Look for "subtitle" in each line of the entries, and return the matching lines.

(Stored entries)
• • • • • • •
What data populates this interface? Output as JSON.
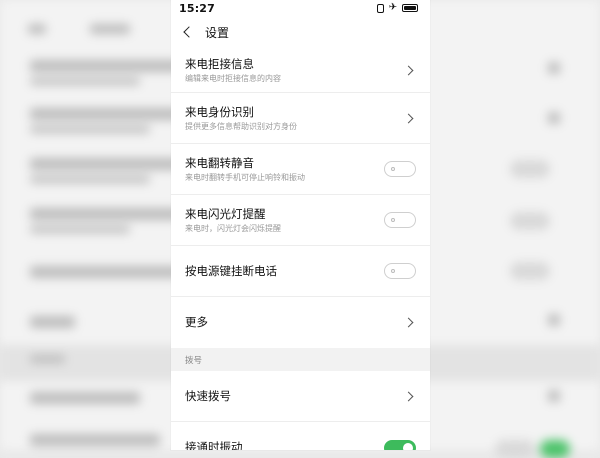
{
  "status_bar": {
    "time": "15:27",
    "icons": [
      "vibrate-icon",
      "airplane-icon",
      "battery-icon"
    ]
  },
  "header": {
    "title": "设置",
    "back_icon": "chevron-left-icon"
  },
  "settings": [
    {
      "title": "来电拒接信息",
      "subtitle": "编辑来电时拒接信息的内容",
      "control": "chevron"
    },
    {
      "title": "来电身份识别",
      "subtitle": "提供更多信息帮助识别对方身份",
      "control": "chevron"
    },
    {
      "title": "来电翻转静音",
      "subtitle": "来电时翻转手机可停止响铃和振动",
      "control": "switch",
      "on": false
    },
    {
      "title": "来电闪光灯提醒",
      "subtitle": "来电时，闪光灯会闪烁提醒",
      "control": "switch",
      "on": false
    },
    {
      "title": "按电源键挂断电话",
      "subtitle": "",
      "control": "switch",
      "on": false
    },
    {
      "title": "更多",
      "subtitle": "",
      "control": "chevron"
    }
  ],
  "section_dial": {
    "label": "拨号",
    "items": [
      {
        "title": "快速拨号",
        "control": "chevron"
      },
      {
        "title": "接通时振动",
        "control": "switch",
        "on": true
      }
    ]
  },
  "colors": {
    "accent_switch_on": "#3dbb5c",
    "text_primary": "#111111",
    "text_secondary": "#999999",
    "section_background": "#f2f2f2"
  }
}
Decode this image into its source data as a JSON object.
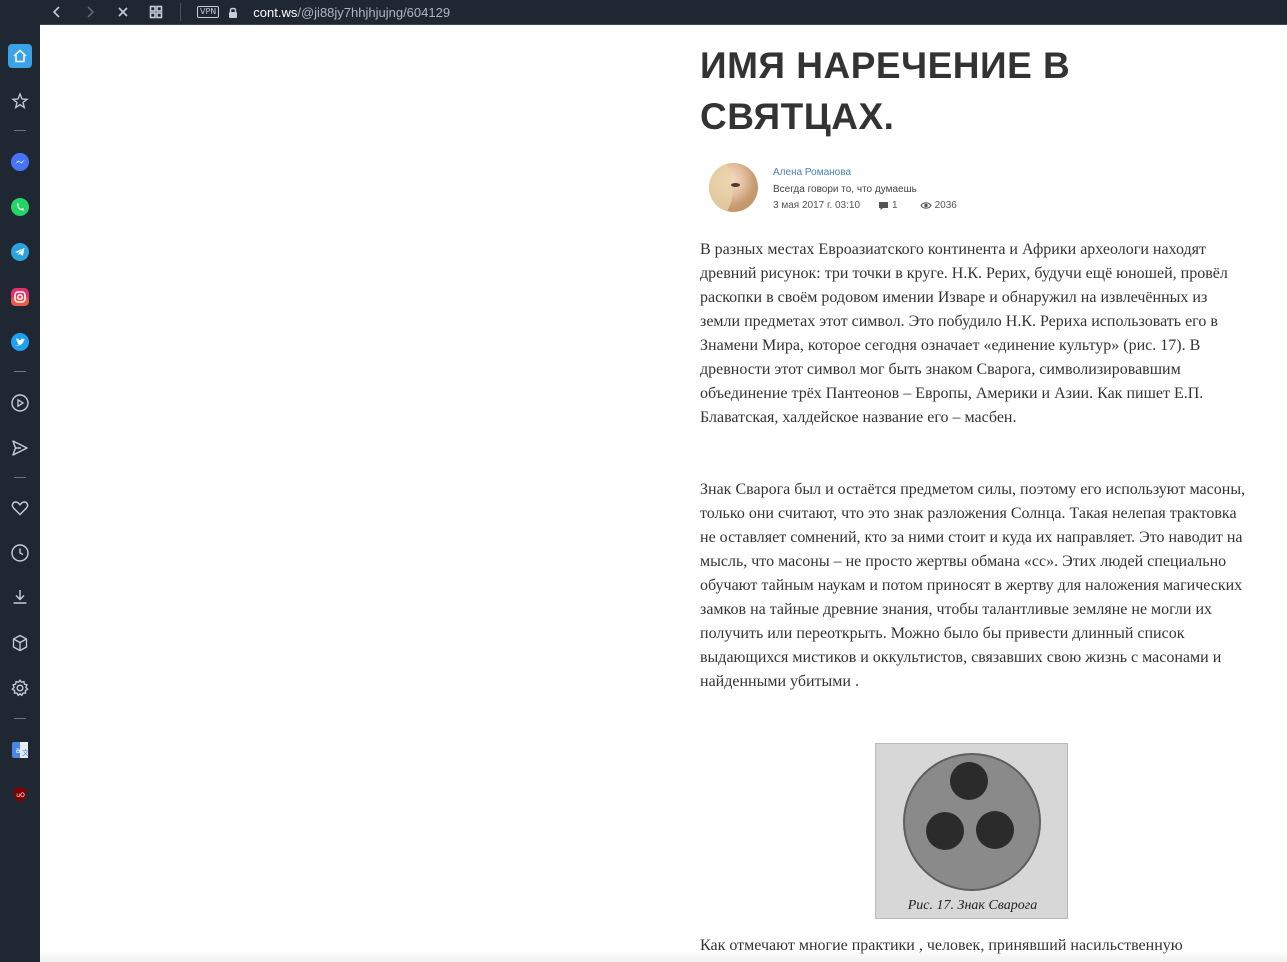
{
  "browser": {
    "url_host": "cont.ws",
    "url_path": "/@ji88jy7hhjhjujng/604129",
    "vpn_label": "VPN"
  },
  "sidebar": {
    "items": [
      {
        "name": "home",
        "color": "#3aa3e6"
      },
      {
        "name": "bookmarks"
      },
      {
        "name": "messenger",
        "color": "#1e88f5"
      },
      {
        "name": "whatsapp",
        "color": "#25d366"
      },
      {
        "name": "telegram",
        "color": "#2aa3df"
      },
      {
        "name": "instagram",
        "color": "#e1306c"
      },
      {
        "name": "twitter",
        "color": "#1da1f2"
      },
      {
        "name": "player"
      },
      {
        "name": "send"
      },
      {
        "name": "favorites"
      },
      {
        "name": "history"
      },
      {
        "name": "downloads"
      },
      {
        "name": "extensions"
      },
      {
        "name": "settings"
      },
      {
        "name": "translate",
        "color": "#4a86e8"
      },
      {
        "name": "ublock",
        "color": "#800000"
      }
    ]
  },
  "article": {
    "title": "ИМЯ НАРЕЧЕНИЕ В СВЯТЦАХ.",
    "author": {
      "name": "Алена Романова",
      "tagline": "Всегда говори то, что думаешь",
      "date": "3 мая 2017 г. 03:10",
      "comments": "1",
      "views": "2036"
    },
    "paragraphs": [
      "В разных местах Евроазиатского континента и Африки археологи находят древний рисунок: три точки в круге. Н.К. Рерих, будучи ещё юношей, провёл раскопки в своём родовом имении Изваре и обнаружил на извлечённых из земли предметах этот символ. Это побудило Н.К. Рериха использовать его в Знамени Мира, которое сегодня означает «единение культур» (рис. 17). В древности этот символ мог быть знаком Сварога, символизировавшим объединение трёх Пантеонов – Европы, Америки и Азии. Как пишет Е.П. Блаватская, халдейское название его – масбен.",
      "Знак Сварога был и остаётся предметом силы, поэтому его используют масоны, только они считают, что это знак разложения Солнца. Такая нелепая трактовка не оставляет сомнений, кто за ними стоит и куда их направляет. Это наводит на мысль, что масоны – не просто жертвы обмана «сс». Этих людей специально обучают тайным наукам и потом приносят в жертву для наложения магических замков на тайные древние знания, чтобы талантливые земляне не могли их получить или переоткрыть. Можно было бы привести длинный список выдающихся мистиков и оккультистов, связавших свою жизнь с масонами и найденными убитыми .",
      "Как отмечают многие практики , человек, принявший насильственную"
    ],
    "figure_caption": "Рис. 17. Знак Сварога"
  }
}
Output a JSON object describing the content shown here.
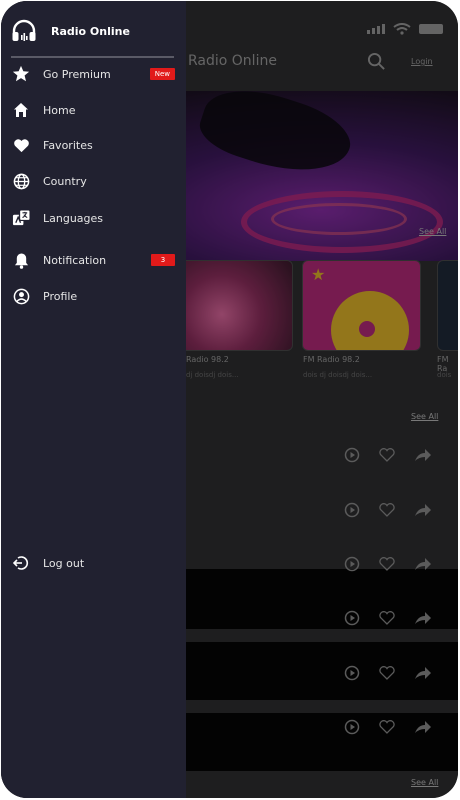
{
  "drawer": {
    "title": "Radio Online",
    "items": [
      {
        "label": "Go Premium",
        "icon": "star-icon",
        "badge": "New"
      },
      {
        "label": "Home",
        "icon": "home-icon"
      },
      {
        "label": "Favorites",
        "icon": "heart-icon"
      },
      {
        "label": "Country",
        "icon": "globe-icon"
      },
      {
        "label": "Languages",
        "icon": "translate-icon"
      },
      {
        "label": "Notification",
        "icon": "bell-icon",
        "badge": "3"
      },
      {
        "label": "Profile",
        "icon": "profile-icon"
      }
    ],
    "logout": {
      "label": "Log out",
      "icon": "logout-icon"
    }
  },
  "app": {
    "title": "Radio Online",
    "login": "Login",
    "see_all_1": "See All",
    "see_all_2": "See All",
    "see_all_3": "See All",
    "cards": [
      {
        "title": "Radio 98.2",
        "subtitle": "dj doisdj dois..."
      },
      {
        "title": "FM Radio 98.2",
        "subtitle": "dois dj doisdj dois..."
      },
      {
        "title": "FM Ra",
        "subtitle": "dois"
      }
    ]
  },
  "colors": {
    "drawer_bg": "#212130",
    "badge": "#e11a1a",
    "accent": "#b52a7a"
  }
}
• • • • • • •
Exercise result:
      "subtitle": "编辑来电时拒接信息的内容",
      "subtitle": "提供更多信息帮助识别对方身份",
      "subtitle": "来电时翻转手机可停止响铃和振动",
      "subtitle": "来电时，闪光灯会闪烁提醒",
      "subtitle": "",
      "subtitle": "",
        "subtitle": "dj doisdj dois..."
        "subtitle": "dois dj doisdj dois..."
        "subtitle": "dois"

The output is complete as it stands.